(Recorded data)
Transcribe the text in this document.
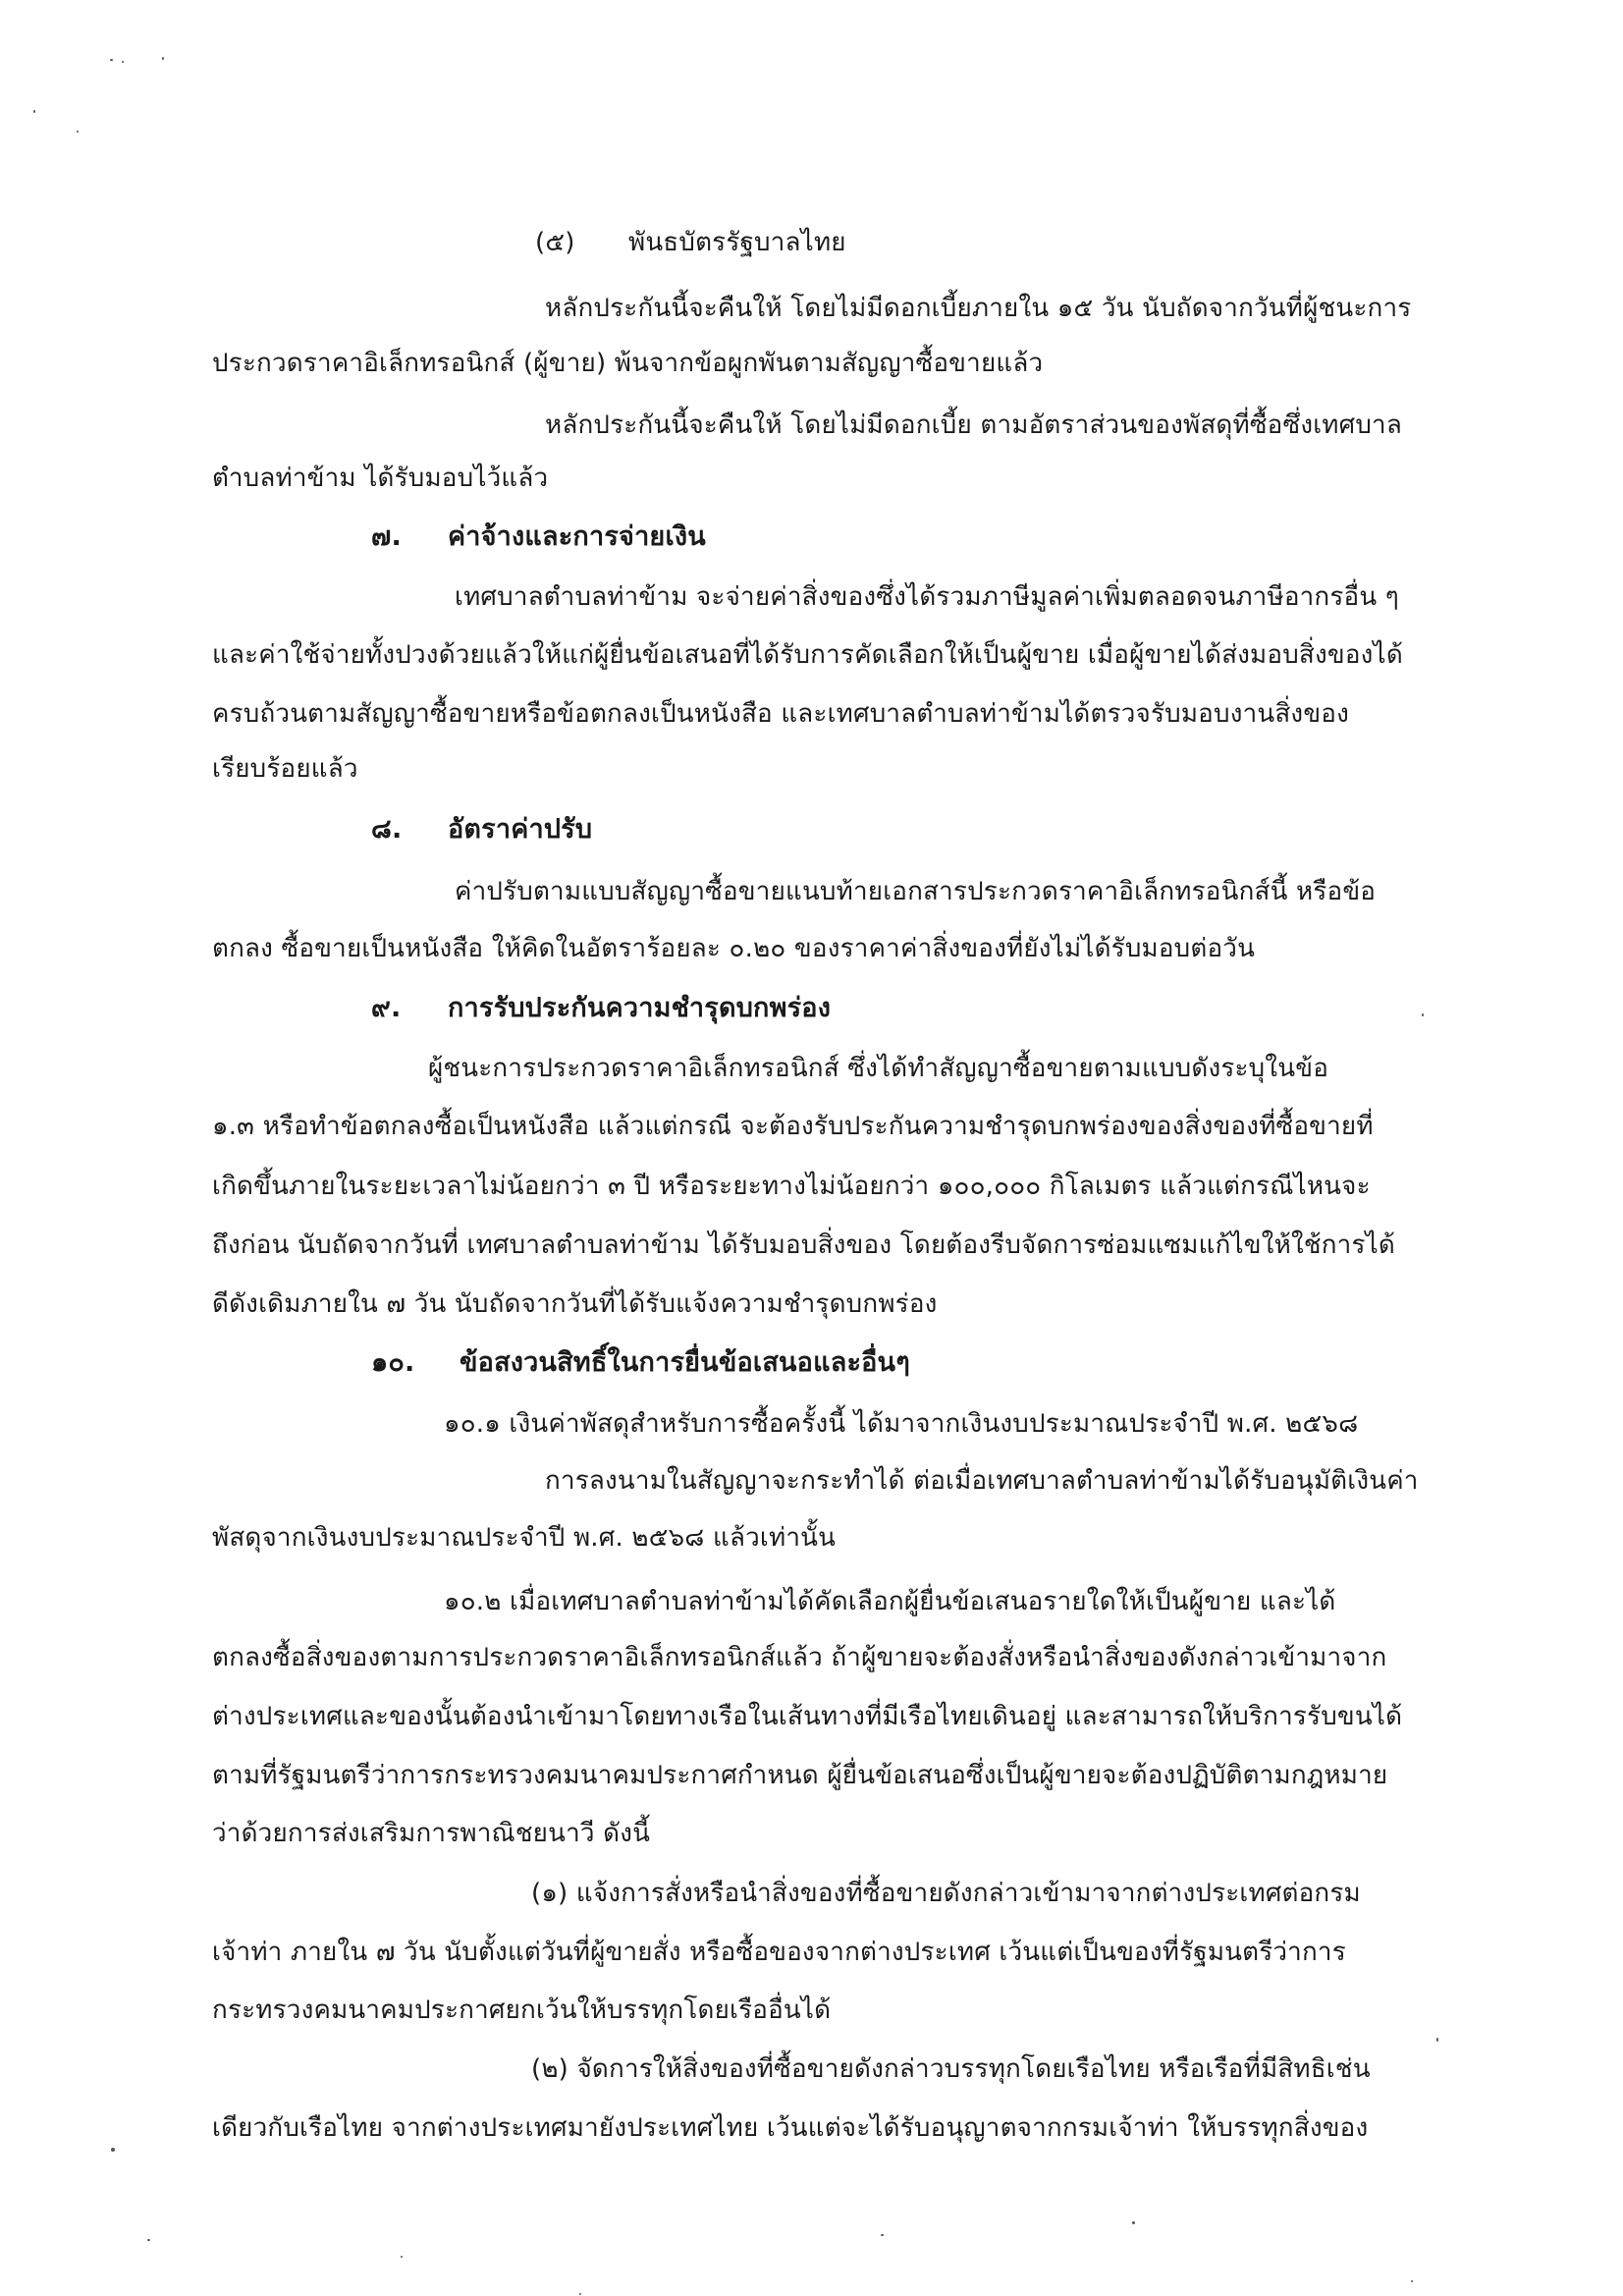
(๕) พันธบัตรรัฐบาลไทย
หลักประกันนี้จะคืนให้ โดยไม่มีดอกเบี้ยภายใน ๑๕ วัน นับถัดจากวันที่ผู้ชนะการ
ประกวดราคาอิเล็กทรอนิกส์ (ผู้ขาย) พ้นจากข้อผูกพันตามสัญญาซื้อขายแล้ว
หลักประกันนี้จะคืนให้ โดยไม่มีดอกเบี้ย ตามอัตราส่วนของพัสดุที่ซื้อซึ่งเทศบาล
ตำบลท่าข้าม ได้รับมอบไว้แล้ว
๗. ค่าจ้างและการจ่ายเงิน
เทศบาลตำบลท่าข้าม จะจ่ายค่าสิ่งของซึ่งได้รวมภาษีมูลค่าเพิ่มตลอดจนภาษีอากรอื่น ๆ
และค่าใช้จ่ายทั้งปวงด้วยแล้วให้แก่ผู้ยื่นข้อเสนอที่ได้รับการคัดเลือกให้เป็นผู้ขาย เมื่อผู้ขายได้ส่งมอบสิ่งของได้
ครบถ้วนตามสัญญาซื้อขายหรือข้อตกลงเป็นหนังสือ และเทศบาลตำบลท่าข้ามได้ตรวจรับมอบงานสิ่งของ
เรียบร้อยแล้ว
๘. อัตราค่าปรับ
ค่าปรับตามแบบสัญญาซื้อขายแนบท้ายเอกสารประกวดราคาอิเล็กทรอนิกส์นี้ หรือข้อ
ตกลง ซื้อขายเป็นหนังสือ ให้คิดในอัตราร้อยละ ๐.๒๐ ของราคาค่าสิ่งของที่ยังไม่ได้รับมอบต่อวัน
๙. การรับประกันความชำรุดบกพร่อง
ผู้ชนะการประกวดราคาอิเล็กทรอนิกส์ ซึ่งได้ทำสัญญาซื้อขายตามแบบดังระบุในข้อ
๑.๓ หรือทำข้อตกลงซื้อเป็นหนังสือ แล้วแต่กรณี จะต้องรับประกันความชำรุดบกพร่องของสิ่งของที่ซื้อขายที่
เกิดขึ้นภายในระยะเวลาไม่น้อยกว่า ๓ ปี หรือระยะทางไม่น้อยกว่า ๑๐๐,๐๐๐ กิโลเมตร แล้วแต่กรณีไหนจะ
ถึงก่อน นับถัดจากวันที่ เทศบาลตำบลท่าข้าม ได้รับมอบสิ่งของ โดยต้องรีบจัดการซ่อมแซมแก้ไขให้ใช้การได้
ดีดังเดิมภายใน ๗ วัน นับถัดจากวันที่ได้รับแจ้งความชำรุดบกพร่อง
๑๐. ข้อสงวนสิทธิ์ในการยื่นข้อเสนอและอื่นๆ
๑๐.๑ เงินค่าพัสดุสำหรับการซื้อครั้งนี้ ได้มาจากเงินงบประมาณประจำปี พ.ศ. ๒๕๖๘
การลงนามในสัญญาจะกระทำได้ ต่อเมื่อเทศบาลตำบลท่าข้ามได้รับอนุมัติเงินค่า
พัสดุจากเงินงบประมาณประจำปี พ.ศ. ๒๕๖๘ แล้วเท่านั้น
๑๐.๒ เมื่อเทศบาลตำบลท่าข้ามได้คัดเลือกผู้ยื่นข้อเสนอรายใดให้เป็นผู้ขาย และได้
ตกลงซื้อสิ่งของตามการประกวดราคาอิเล็กทรอนิกส์แล้ว ถ้าผู้ขายจะต้องสั่งหรือนำสิ่งของดังกล่าวเข้ามาจาก
ต่างประเทศและของนั้นต้องนำเข้ามาโดยทางเรือในเส้นทางที่มีเรือไทยเดินอยู่ และสามารถให้บริการรับขนได้
ตามที่รัฐมนตรีว่าการกระทรวงคมนาคมประกาศกำหนด ผู้ยื่นข้อเสนอซึ่งเป็นผู้ขายจะต้องปฏิบัติตามกฎหมาย
ว่าด้วยการส่งเสริมการพาณิชยนาวี ดังนี้
(๑) แจ้งการสั่งหรือนำสิ่งของที่ซื้อขายดังกล่าวเข้ามาจากต่างประเทศต่อกรม
เจ้าท่า ภายใน ๗ วัน นับตั้งแต่วันที่ผู้ขายสั่ง หรือซื้อของจากต่างประเทศ เว้นแต่เป็นของที่รัฐมนตรีว่าการ
กระทรวงคมนาคมประกาศยกเว้นให้บรรทุกโดยเรืออื่นได้
(๒) จัดการให้สิ่งของที่ซื้อขายดังกล่าวบรรทุกโดยเรือไทย หรือเรือที่มีสิทธิเช่น
เดียวกับเรือไทย จากต่างประเทศมายังประเทศไทย เว้นแต่จะได้รับอนุญาตจากกรมเจ้าท่า ให้บรรทุกสิ่งของ
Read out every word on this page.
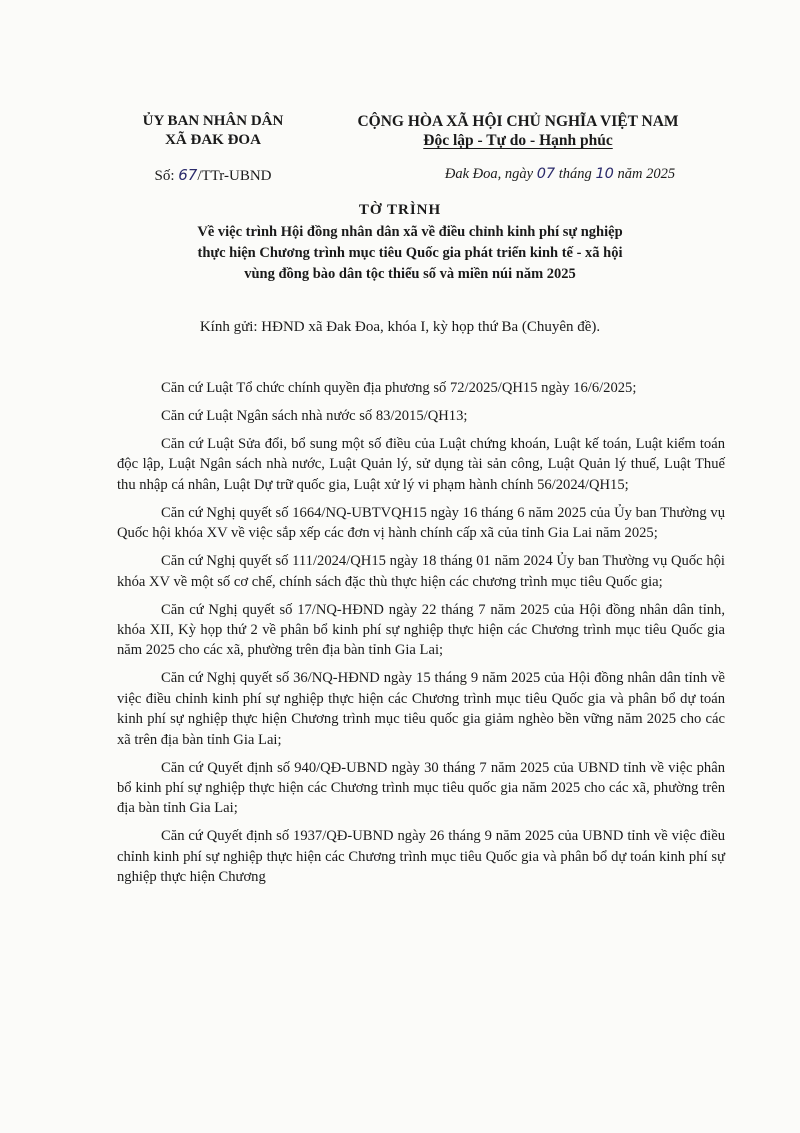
ỦY BAN NHÂN DÂN
XÃ ĐAK ĐOA
CỘNG HÒA XÃ HỘI CHỦ NGHĨA VIỆT NAM
Độc lập - Tự do - Hạnh phúc
Số: 67/TTr-UBND	Đak Đoa, ngày 07 tháng 10 năm 2025
TỜ TRÌNH
Về việc trình Hội đồng nhân dân xã về điều chỉnh kinh phí sự nghiệp
thực hiện Chương trình mục tiêu Quốc gia phát triển kinh tế - xã hội
vùng đồng bào dân tộc thiểu số và miền núi năm 2025
Kính gửi: HĐND xã Đak Đoa, khóa I, kỳ họp thứ Ba (Chuyên đề).

Căn cứ Luật Tổ chức chính quyền địa phương số 72/2025/QH15 ngày 16/6/2025;

Căn cứ Luật Ngân sách nhà nước số 83/2015/QH13;

Căn cứ Luật Sửa đổi, bổ sung một số điều của Luật chứng khoán, Luật kế toán, Luật kiểm toán độc lập, Luật Ngân sách nhà nước, Luật Quản lý, sử dụng tài sản công, Luật Quản lý thuế, Luật Thuế thu nhập cá nhân, Luật Dự trữ quốc gia, Luật xử lý vi phạm hành chính 56/2024/QH15;

Căn cứ Nghị quyết số 1664/NQ-UBTVQH15 ngày 16 tháng 6 năm 2025 của Ủy ban Thường vụ Quốc hội khóa XV về việc sắp xếp các đơn vị hành chính cấp xã của tỉnh Gia Lai năm 2025;

Căn cứ Nghị quyết số 111/2024/QH15 ngày 18 tháng 01 năm 2024 Ủy ban Thường vụ Quốc hội khóa XV về một số cơ chế, chính sách đặc thù thực hiện các chương trình mục tiêu Quốc gia;

Căn cứ Nghị quyết số 17/NQ-HĐND ngày 22 tháng 7 năm 2025 của Hội đồng nhân dân tỉnh, khóa XII, Kỳ họp thứ 2 về phân bổ kinh phí sự nghiệp thực hiện các Chương trình mục tiêu Quốc gia năm 2025 cho các xã, phường trên địa bàn tỉnh Gia Lai;

Căn cứ Nghị quyết số 36/NQ-HĐND ngày 15 tháng 9 năm 2025 của Hội đồng nhân dân tỉnh về việc điều chỉnh kinh phí sự nghiệp thực hiện các Chương trình mục tiêu Quốc gia và phân bổ dự toán kinh phí sự nghiệp thực hiện Chương trình mục tiêu quốc gia giảm nghèo bền vững năm 2025 cho các xã trên địa bàn tỉnh Gia Lai;

Căn cứ Quyết định số 940/QĐ-UBND ngày 30 tháng 7 năm 2025 của UBND tỉnh về việc phân bổ kinh phí sự nghiệp thực hiện các Chương trình mục tiêu quốc gia năm 2025 cho các xã, phường trên địa bàn tỉnh Gia Lai;

Căn cứ Quyết định số 1937/QĐ-UBND ngày 26 tháng 9 năm 2025 của UBND tỉnh về việc điều chỉnh kinh phí sự nghiệp thực hiện các Chương trình mục tiêu Quốc gia và phân bổ dự toán kinh phí sự nghiệp thực hiện Chương
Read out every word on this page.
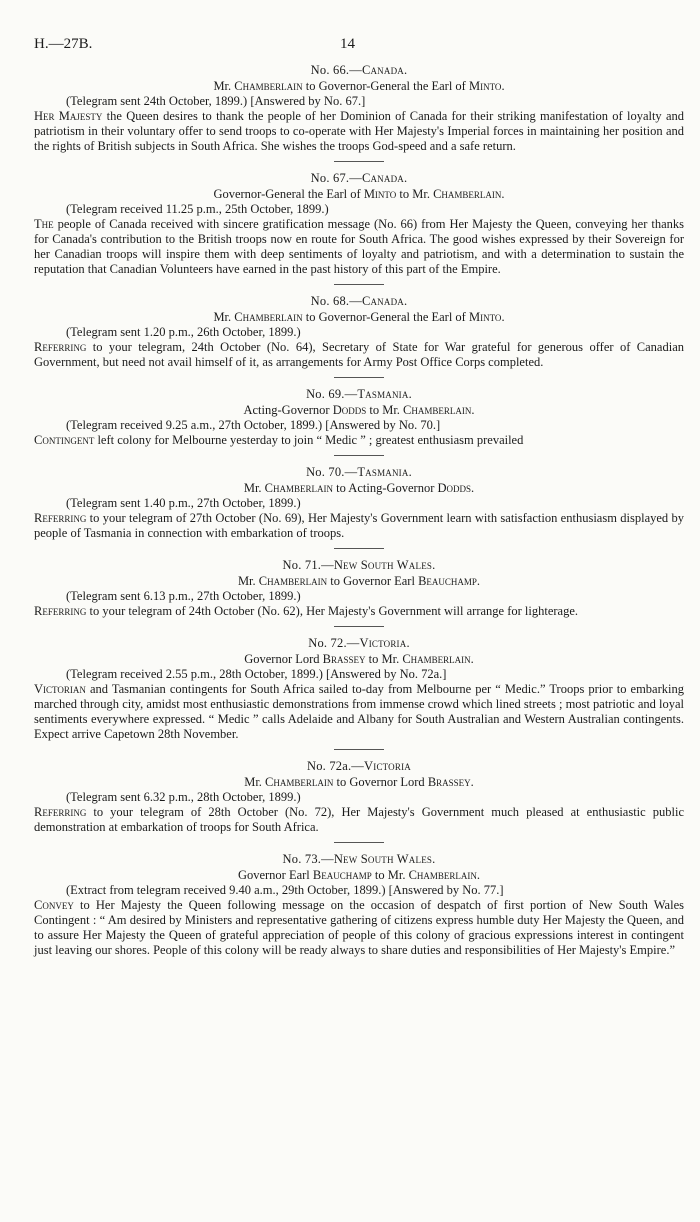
H.—27B.	14
No. 66.—Canada.
Mr. Chamberlain to Governor-General the Earl of Minto.
(Telegram sent 24th October, 1899.) [Answered by No. 67.]
Her Majesty the Queen desires to thank the people of her Dominion of Canada for their striking manifestation of loyalty and patriotism in their voluntary offer to send troops to co-operate with Her Majesty's Imperial forces in maintaining her position and the rights of British subjects in South Africa. She wishes the troops God-speed and a safe return.
No. 67.—Canada.
Governor-General the Earl of Minto to Mr. Chamberlain.
(Telegram received 11.25 p.m., 25th October, 1899.)
The people of Canada received with sincere gratification message (No. 66) from Her Majesty the Queen, conveying her thanks for Canada's contribution to the British troops now en route for South Africa. The good wishes expressed by their Sovereign for her Canadian troops will inspire them with deep sentiments of loyalty and patriotism, and with a determination to sustain the reputation that Canadian Volunteers have earned in the past history of this part of the Empire.
No. 68.—Canada.
Mr. Chamberlain to Governor-General the Earl of Minto.
(Telegram sent 1.20 p.m., 26th October, 1899.)
Referring to your telegram, 24th October (No. 64), Secretary of State for War grateful for generous offer of Canadian Government, but need not avail himself of it, as arrangements for Army Post Office Corps completed.
No. 69.—Tasmania.
Acting-Governor Dodds to Mr. Chamberlain.
(Telegram received 9.25 a.m., 27th October, 1899.) [Answered by No. 70.]
Contingent left colony for Melbourne yesterday to join “ Medic ” ; greatest enthusiasm prevailed
No. 70.—Tasmania.
Mr. Chamberlain to Acting-Governor Dodds.
(Telegram sent 1.40 p.m., 27th October, 1899.)
Referring to your telegram of 27th October (No. 69), Her Majesty's Government learn with satisfaction enthusiasm displayed by people of Tasmania in connection with embarkation of troops.
No. 71.—New South Wales.
Mr. Chamberlain to Governor Earl Beauchamp.
(Telegram sent 6.13 p.m., 27th October, 1899.)
Referring to your telegram of 24th October (No. 62), Her Majesty's Government will arrange for lighterage.
No. 72.—Victoria.
Governor Lord Brassey to Mr. Chamberlain.
(Telegram received 2.55 p.m., 28th October, 1899.) [Answered by No. 72a.]
Victorian and Tasmanian contingents for South Africa sailed to-day from Melbourne per “ Medic.” Troops prior to embarking marched through city, amidst most enthusiastic demonstrations from immense crowd which lined streets ; most patriotic and loyal sentiments everywhere expressed. “ Medic ” calls Adelaide and Albany for South Australian and Western Australian contingents. Expect arrive Capetown 28th November.
No. 72a.—Victoria
Mr. Chamberlain to Governor Lord Brassey.
(Telegram sent 6.32 p.m., 28th October, 1899.)
Referring to your telegram of 28th October (No. 72), Her Majesty's Government much pleased at enthusiastic public demonstration at embarkation of troops for South Africa.
No. 73.—New South Wales.
Governor Earl Beauchamp to Mr. Chamberlain.
(Extract from telegram received 9.40 a.m., 29th October, 1899.) [Answered by No. 77.]
Convey to Her Majesty the Queen following message on the occasion of despatch of first portion of New South Wales Contingent : “ Am desired by Ministers and representative gathering of citizens express humble duty Her Majesty the Queen, and to assure Her Majesty the Queen of grateful appreciation of people of this colony of gracious expressions interest in contingent just leaving our shores. People of this colony will be ready always to share duties and responsibilities of Her Majesty's Empire.”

**THE TASK**
Identify and copy all lines with the word "Lord".

**SOLUTION FOR THIS PROBLEM**
Governor Lord Brassey to Mr. Chamberlain.
Mr. Chamberlain to Governor Lord Brassey.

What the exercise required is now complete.